— BEGIN ITEMS —

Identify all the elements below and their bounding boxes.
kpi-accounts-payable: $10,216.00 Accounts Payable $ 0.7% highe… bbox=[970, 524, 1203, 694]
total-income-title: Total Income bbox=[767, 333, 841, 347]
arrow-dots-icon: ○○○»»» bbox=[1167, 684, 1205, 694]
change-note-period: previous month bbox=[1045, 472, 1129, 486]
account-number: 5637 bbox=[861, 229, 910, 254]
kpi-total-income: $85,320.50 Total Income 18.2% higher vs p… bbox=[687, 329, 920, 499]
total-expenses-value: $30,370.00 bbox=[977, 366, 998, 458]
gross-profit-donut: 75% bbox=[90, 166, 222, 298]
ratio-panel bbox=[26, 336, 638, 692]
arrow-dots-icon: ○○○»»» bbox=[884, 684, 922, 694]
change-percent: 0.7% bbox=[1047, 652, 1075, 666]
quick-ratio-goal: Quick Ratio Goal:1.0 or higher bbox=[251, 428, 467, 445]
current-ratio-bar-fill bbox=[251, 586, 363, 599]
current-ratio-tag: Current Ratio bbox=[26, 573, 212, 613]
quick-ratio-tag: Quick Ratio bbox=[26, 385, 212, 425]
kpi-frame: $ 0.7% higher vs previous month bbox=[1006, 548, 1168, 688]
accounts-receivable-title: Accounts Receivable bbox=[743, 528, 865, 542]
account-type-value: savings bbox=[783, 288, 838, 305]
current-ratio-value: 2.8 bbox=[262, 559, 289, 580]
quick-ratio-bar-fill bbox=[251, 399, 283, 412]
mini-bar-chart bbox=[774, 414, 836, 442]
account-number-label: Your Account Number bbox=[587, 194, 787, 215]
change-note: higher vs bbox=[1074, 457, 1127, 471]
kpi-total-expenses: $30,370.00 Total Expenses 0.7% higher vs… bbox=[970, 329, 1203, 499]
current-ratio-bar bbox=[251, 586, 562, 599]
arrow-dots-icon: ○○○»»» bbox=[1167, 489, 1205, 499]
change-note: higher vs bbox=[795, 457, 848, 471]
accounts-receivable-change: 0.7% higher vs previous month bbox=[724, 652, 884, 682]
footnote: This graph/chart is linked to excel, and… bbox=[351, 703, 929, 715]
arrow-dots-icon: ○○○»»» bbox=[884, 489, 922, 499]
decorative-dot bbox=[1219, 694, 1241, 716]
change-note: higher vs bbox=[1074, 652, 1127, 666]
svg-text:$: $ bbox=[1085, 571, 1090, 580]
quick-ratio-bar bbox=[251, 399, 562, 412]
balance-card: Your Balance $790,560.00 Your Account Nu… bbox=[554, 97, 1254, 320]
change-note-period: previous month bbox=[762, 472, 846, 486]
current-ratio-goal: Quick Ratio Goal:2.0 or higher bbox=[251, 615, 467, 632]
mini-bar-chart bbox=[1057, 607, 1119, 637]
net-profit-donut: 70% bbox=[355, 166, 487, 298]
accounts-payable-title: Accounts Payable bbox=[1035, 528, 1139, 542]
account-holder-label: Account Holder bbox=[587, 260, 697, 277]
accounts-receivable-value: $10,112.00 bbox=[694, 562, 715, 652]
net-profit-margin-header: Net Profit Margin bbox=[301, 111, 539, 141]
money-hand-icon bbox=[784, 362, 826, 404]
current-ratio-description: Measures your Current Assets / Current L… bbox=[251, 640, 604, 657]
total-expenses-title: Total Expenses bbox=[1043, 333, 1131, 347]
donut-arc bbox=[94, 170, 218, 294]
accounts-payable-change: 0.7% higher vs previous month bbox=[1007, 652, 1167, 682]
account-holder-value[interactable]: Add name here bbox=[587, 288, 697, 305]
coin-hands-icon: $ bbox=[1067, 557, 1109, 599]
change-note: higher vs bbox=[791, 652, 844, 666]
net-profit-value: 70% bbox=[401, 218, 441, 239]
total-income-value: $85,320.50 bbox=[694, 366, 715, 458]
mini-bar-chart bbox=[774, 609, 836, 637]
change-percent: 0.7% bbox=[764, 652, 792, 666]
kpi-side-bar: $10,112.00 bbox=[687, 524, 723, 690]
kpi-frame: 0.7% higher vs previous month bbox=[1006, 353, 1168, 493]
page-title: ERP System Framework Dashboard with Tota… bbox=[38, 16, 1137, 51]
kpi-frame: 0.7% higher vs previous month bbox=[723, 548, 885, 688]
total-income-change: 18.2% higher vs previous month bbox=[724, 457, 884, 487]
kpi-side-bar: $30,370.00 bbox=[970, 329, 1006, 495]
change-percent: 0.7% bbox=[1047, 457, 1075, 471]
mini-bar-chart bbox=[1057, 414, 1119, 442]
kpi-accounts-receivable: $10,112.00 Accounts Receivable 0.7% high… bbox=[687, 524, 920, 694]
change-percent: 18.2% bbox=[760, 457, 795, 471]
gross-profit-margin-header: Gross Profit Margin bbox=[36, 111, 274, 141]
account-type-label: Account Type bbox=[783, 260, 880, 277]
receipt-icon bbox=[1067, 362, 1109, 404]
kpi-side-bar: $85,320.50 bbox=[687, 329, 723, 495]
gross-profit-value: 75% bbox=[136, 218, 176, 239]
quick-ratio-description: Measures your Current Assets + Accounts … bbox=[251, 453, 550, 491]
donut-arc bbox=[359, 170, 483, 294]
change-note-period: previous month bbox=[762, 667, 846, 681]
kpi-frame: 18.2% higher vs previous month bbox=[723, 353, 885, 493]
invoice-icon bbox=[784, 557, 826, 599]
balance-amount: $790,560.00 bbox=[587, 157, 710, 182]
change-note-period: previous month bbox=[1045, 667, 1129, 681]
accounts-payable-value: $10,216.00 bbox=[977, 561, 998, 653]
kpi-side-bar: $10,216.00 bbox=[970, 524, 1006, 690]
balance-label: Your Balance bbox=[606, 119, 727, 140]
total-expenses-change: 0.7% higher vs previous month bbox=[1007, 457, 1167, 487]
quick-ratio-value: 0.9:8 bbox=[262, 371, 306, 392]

— END ITEMS —

■ YOUR GOAL:
Echo every line of the data above back word for word.

■ TASK OUTPUT:
Identify all the elements below and their bounding boxes.
kpi-accounts-payable: $10,216.00 Accounts Payable $ 0.7% highe… bbox=[970, 524, 1203, 694]
total-income-title: Total Income bbox=[767, 333, 841, 347]
arrow-dots-icon: ○○○»»» bbox=[1167, 684, 1205, 694]
change-note-period: previous month bbox=[1045, 472, 1129, 486]
account-number: 5637 bbox=[861, 229, 910, 254]
kpi-total-income: $85,320.50 Total Income 18.2% higher vs p… bbox=[687, 329, 920, 499]
total-expenses-value: $30,370.00 bbox=[977, 366, 998, 458]
gross-profit-donut: 75% bbox=[90, 166, 222, 298]
ratio-panel bbox=[26, 336, 638, 692]
arrow-dots-icon: ○○○»»» bbox=[884, 684, 922, 694]
change-percent: 0.7% bbox=[1047, 652, 1075, 666]
quick-ratio-goal: Quick Ratio Goal:1.0 or higher bbox=[251, 428, 467, 445]
current-ratio-bar-fill bbox=[251, 586, 363, 599]
current-ratio-tag: Current Ratio bbox=[26, 573, 212, 613]
quick-ratio-tag: Quick Ratio bbox=[26, 385, 212, 425]
kpi-frame: $ 0.7% higher vs previous month bbox=[1006, 548, 1168, 688]
accounts-receivable-title: Accounts Receivable bbox=[743, 528, 865, 542]
account-type-value: savings bbox=[783, 288, 838, 305]
current-ratio-value: 2.8 bbox=[262, 559, 289, 580]
quick-ratio-bar-fill bbox=[251, 399, 283, 412]
mini-bar-chart bbox=[774, 414, 836, 442]
account-number-label: Your Account Number bbox=[587, 194, 787, 215]
change-note: higher vs bbox=[1074, 457, 1127, 471]
kpi-total-expenses: $30,370.00 Total Expenses 0.7% higher vs… bbox=[970, 329, 1203, 499]
current-ratio-bar bbox=[251, 586, 562, 599]
arrow-dots-icon: ○○○»»» bbox=[1167, 489, 1205, 499]
change-note: higher vs bbox=[795, 457, 848, 471]
accounts-receivable-change: 0.7% higher vs previous month bbox=[724, 652, 884, 682]
footnote: This graph/chart is linked to excel, and… bbox=[351, 703, 929, 715]
arrow-dots-icon: ○○○»»» bbox=[884, 489, 922, 499]
decorative-dot bbox=[1219, 694, 1241, 716]
change-note: higher vs bbox=[1074, 652, 1127, 666]
svg-text:$: $ bbox=[1085, 571, 1090, 580]
quick-ratio-bar bbox=[251, 399, 562, 412]
balance-card: Your Balance $790,560.00 Your Account Nu… bbox=[554, 97, 1254, 320]
change-note-period: previous month bbox=[762, 472, 846, 486]
current-ratio-goal: Quick Ratio Goal:2.0 or higher bbox=[251, 615, 467, 632]
mini-bar-chart bbox=[1057, 607, 1119, 637]
net-profit-donut: 70% bbox=[355, 166, 487, 298]
accounts-payable-title: Accounts Payable bbox=[1035, 528, 1139, 542]
account-holder-label: Account Holder bbox=[587, 260, 697, 277]
accounts-receivable-value: $10,112.00 bbox=[694, 562, 715, 652]
net-profit-margin-header: Net Profit Margin bbox=[301, 111, 539, 141]
money-hand-icon bbox=[784, 362, 826, 404]
current-ratio-description: Measures your Current Assets / Current L… bbox=[251, 640, 604, 657]
total-expenses-title: Total Expenses bbox=[1043, 333, 1131, 347]
donut-arc bbox=[94, 170, 218, 294]
accounts-payable-change: 0.7% higher vs previous month bbox=[1007, 652, 1167, 682]
account-holder-value[interactable]: Add name here bbox=[587, 288, 697, 305]
coin-hands-icon: $ bbox=[1067, 557, 1109, 599]
change-note: higher vs bbox=[791, 652, 844, 666]
net-profit-value: 70% bbox=[401, 218, 441, 239]
total-income-value: $85,320.50 bbox=[694, 366, 715, 458]
mini-bar-chart bbox=[774, 609, 836, 637]
change-percent: 0.7% bbox=[764, 652, 792, 666]
kpi-side-bar: $10,112.00 bbox=[687, 524, 723, 690]
kpi-frame: 0.7% higher vs previous month bbox=[1006, 353, 1168, 493]
page-title: ERP System Framework Dashboard with Tota… bbox=[38, 16, 1137, 51]
kpi-frame: 0.7% higher vs previous month bbox=[723, 548, 885, 688]
total-income-change: 18.2% higher vs previous month bbox=[724, 457, 884, 487]
kpi-side-bar: $30,370.00 bbox=[970, 329, 1006, 495]
change-percent: 0.7% bbox=[1047, 457, 1075, 471]
mini-bar-chart bbox=[1057, 414, 1119, 442]
kpi-accounts-receivable: $10,112.00 Accounts Receivable 0.7% high… bbox=[687, 524, 920, 694]
change-percent: 18.2% bbox=[760, 457, 795, 471]
gross-profit-margin-header: Gross Profit Margin bbox=[36, 111, 274, 141]
account-type-label: Account Type bbox=[783, 260, 880, 277]
receipt-icon bbox=[1067, 362, 1109, 404]
kpi-side-bar: $85,320.50 bbox=[687, 329, 723, 495]
gross-profit-value: 75% bbox=[136, 218, 176, 239]
quick-ratio-description: Measures your Current Assets + Accounts … bbox=[251, 453, 550, 491]
donut-arc bbox=[359, 170, 483, 294]
change-note-period: previous month bbox=[762, 667, 846, 681]
kpi-frame: 18.2% higher vs previous month bbox=[723, 353, 885, 493]
invoice-icon bbox=[784, 557, 826, 599]
balance-amount: $790,560.00 bbox=[587, 157, 710, 182]
change-note-period: previous month bbox=[1045, 667, 1129, 681]
accounts-payable-value: $10,216.00 bbox=[977, 561, 998, 653]
kpi-side-bar: $10,216.00 bbox=[970, 524, 1006, 690]
balance-label: Your Balance bbox=[606, 119, 727, 140]
total-expenses-change: 0.7% higher vs previous month bbox=[1007, 457, 1167, 487]
quick-ratio-value: 0.9:8 bbox=[262, 371, 306, 392]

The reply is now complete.